-- start of INPUT ROWS --
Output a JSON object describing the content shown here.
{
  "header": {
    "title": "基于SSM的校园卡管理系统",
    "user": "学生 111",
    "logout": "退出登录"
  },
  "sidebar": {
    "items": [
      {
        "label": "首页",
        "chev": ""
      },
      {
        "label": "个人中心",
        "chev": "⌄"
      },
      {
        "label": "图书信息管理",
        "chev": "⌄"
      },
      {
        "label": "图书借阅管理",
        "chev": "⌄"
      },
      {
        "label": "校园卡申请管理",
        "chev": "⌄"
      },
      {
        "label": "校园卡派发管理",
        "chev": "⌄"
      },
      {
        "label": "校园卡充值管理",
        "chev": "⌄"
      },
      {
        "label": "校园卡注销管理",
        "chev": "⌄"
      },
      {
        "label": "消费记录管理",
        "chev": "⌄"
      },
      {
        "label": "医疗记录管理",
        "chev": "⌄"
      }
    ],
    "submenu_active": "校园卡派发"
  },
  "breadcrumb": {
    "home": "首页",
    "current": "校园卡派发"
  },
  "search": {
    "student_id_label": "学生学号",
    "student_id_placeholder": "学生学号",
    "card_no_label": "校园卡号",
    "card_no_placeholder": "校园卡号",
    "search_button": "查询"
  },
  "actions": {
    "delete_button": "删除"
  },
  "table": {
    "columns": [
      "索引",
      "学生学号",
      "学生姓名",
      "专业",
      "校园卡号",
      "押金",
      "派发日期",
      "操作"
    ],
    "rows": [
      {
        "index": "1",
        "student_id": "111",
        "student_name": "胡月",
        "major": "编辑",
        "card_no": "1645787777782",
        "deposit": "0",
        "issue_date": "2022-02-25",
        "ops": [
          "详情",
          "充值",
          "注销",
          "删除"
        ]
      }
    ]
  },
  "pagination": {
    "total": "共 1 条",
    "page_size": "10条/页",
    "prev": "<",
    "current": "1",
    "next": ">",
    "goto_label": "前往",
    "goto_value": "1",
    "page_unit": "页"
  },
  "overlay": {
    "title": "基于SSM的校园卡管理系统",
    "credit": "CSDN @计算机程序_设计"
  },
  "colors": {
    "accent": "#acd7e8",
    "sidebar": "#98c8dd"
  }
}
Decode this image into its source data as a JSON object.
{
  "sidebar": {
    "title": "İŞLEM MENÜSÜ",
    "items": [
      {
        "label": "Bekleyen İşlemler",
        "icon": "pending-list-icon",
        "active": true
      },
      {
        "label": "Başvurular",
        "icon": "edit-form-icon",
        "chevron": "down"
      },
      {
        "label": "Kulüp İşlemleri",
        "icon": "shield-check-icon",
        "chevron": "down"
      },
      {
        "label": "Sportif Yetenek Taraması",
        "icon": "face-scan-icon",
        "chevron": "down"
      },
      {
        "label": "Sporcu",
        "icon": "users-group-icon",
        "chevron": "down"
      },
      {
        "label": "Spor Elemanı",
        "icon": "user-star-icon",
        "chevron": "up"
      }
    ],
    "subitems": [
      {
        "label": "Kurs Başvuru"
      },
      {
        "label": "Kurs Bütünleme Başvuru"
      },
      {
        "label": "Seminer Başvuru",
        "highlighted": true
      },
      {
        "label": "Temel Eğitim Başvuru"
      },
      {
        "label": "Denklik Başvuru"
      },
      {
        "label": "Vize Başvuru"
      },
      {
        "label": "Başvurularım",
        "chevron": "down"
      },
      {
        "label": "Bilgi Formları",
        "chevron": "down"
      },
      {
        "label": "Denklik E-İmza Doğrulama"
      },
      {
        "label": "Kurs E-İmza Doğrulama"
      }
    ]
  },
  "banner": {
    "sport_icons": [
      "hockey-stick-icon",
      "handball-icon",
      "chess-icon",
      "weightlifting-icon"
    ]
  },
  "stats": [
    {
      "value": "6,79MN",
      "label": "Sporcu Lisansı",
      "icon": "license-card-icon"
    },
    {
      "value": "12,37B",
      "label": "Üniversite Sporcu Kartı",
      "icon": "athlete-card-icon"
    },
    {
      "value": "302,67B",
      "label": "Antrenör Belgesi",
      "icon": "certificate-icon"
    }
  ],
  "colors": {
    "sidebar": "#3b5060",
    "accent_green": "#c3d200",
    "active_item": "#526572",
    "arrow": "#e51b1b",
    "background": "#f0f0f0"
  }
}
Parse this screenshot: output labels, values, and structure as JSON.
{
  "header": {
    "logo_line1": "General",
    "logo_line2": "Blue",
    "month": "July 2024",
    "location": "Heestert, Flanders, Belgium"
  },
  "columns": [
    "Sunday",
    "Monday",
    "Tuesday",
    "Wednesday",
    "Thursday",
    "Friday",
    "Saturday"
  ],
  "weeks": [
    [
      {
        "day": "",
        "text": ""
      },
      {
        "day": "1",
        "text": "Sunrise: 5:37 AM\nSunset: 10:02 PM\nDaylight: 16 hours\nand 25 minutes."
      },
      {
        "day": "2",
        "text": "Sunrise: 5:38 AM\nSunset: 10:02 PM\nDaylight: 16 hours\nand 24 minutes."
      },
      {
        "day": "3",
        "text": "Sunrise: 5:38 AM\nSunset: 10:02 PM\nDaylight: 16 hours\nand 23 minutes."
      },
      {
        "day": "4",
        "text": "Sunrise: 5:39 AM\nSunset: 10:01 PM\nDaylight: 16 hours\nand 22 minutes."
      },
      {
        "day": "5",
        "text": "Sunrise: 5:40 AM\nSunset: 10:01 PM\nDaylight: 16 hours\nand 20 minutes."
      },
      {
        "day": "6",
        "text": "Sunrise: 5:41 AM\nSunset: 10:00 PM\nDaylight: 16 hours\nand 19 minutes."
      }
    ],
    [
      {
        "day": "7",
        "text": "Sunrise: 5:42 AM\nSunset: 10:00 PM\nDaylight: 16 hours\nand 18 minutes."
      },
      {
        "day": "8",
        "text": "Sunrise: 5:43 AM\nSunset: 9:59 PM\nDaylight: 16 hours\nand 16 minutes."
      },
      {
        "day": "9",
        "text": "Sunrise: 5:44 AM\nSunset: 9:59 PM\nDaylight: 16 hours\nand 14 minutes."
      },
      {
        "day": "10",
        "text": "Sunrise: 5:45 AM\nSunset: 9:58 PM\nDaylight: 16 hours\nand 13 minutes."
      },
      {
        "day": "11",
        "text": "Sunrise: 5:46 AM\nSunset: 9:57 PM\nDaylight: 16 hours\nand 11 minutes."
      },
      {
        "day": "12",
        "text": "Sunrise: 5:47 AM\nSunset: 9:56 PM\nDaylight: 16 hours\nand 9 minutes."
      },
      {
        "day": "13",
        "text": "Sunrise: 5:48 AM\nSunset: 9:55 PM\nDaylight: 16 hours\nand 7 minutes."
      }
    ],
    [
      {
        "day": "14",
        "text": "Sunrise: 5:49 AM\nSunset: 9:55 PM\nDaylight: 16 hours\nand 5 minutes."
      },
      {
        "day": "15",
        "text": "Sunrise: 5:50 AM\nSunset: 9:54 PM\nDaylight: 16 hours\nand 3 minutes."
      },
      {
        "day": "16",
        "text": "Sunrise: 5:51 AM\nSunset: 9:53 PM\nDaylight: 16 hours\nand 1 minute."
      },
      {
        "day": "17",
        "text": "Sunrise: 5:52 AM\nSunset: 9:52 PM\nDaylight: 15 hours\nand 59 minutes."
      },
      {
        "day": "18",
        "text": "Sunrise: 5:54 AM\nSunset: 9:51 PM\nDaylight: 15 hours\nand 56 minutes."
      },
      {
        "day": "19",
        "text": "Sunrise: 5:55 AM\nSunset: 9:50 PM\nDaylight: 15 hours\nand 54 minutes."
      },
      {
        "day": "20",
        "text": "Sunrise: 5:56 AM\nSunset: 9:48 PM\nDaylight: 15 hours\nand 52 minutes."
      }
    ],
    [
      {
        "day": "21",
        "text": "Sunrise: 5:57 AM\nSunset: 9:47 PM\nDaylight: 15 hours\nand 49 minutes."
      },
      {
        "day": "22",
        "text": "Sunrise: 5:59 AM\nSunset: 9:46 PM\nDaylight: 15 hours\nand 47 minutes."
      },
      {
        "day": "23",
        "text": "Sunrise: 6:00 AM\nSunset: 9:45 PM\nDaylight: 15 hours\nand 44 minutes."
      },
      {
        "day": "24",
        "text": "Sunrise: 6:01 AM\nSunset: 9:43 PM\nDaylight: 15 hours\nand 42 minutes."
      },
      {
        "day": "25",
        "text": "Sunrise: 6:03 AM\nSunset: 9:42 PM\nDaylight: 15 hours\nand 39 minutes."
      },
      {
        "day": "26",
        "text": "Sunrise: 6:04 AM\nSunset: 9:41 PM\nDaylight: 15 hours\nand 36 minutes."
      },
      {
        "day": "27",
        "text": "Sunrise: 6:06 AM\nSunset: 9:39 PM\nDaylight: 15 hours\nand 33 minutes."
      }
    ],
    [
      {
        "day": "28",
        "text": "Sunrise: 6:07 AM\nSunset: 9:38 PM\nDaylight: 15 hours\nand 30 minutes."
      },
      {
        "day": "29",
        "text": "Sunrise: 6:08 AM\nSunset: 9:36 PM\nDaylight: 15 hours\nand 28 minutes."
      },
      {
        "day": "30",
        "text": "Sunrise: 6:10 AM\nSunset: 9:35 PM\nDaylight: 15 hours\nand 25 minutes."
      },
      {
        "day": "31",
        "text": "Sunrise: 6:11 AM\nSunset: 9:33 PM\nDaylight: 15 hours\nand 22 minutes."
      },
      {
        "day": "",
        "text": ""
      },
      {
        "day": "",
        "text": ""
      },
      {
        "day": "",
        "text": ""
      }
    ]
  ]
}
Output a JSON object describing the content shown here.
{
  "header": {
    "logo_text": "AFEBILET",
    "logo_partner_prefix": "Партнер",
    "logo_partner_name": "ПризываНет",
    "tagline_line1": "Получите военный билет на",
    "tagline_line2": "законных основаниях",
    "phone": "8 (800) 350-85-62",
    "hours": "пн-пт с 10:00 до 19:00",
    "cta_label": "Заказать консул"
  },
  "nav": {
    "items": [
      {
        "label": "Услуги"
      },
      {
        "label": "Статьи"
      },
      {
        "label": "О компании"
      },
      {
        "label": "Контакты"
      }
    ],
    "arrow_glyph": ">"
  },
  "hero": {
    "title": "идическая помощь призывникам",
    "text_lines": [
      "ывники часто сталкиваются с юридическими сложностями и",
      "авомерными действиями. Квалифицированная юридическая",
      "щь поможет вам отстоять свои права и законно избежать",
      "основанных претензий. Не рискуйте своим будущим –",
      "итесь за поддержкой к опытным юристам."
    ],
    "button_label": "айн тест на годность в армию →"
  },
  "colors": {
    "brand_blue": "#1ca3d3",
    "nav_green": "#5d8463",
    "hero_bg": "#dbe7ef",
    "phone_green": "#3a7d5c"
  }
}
-- end of INPUT ROWS --
## [TASK]
Pull out all lines containing the word "Sporcu" from the entries above.

## [FINAL RESULT]
        "label": "Sporcu",
      "label": "Sporcu Lisansı",
      "label": "Üniversite Sporcu Kartı",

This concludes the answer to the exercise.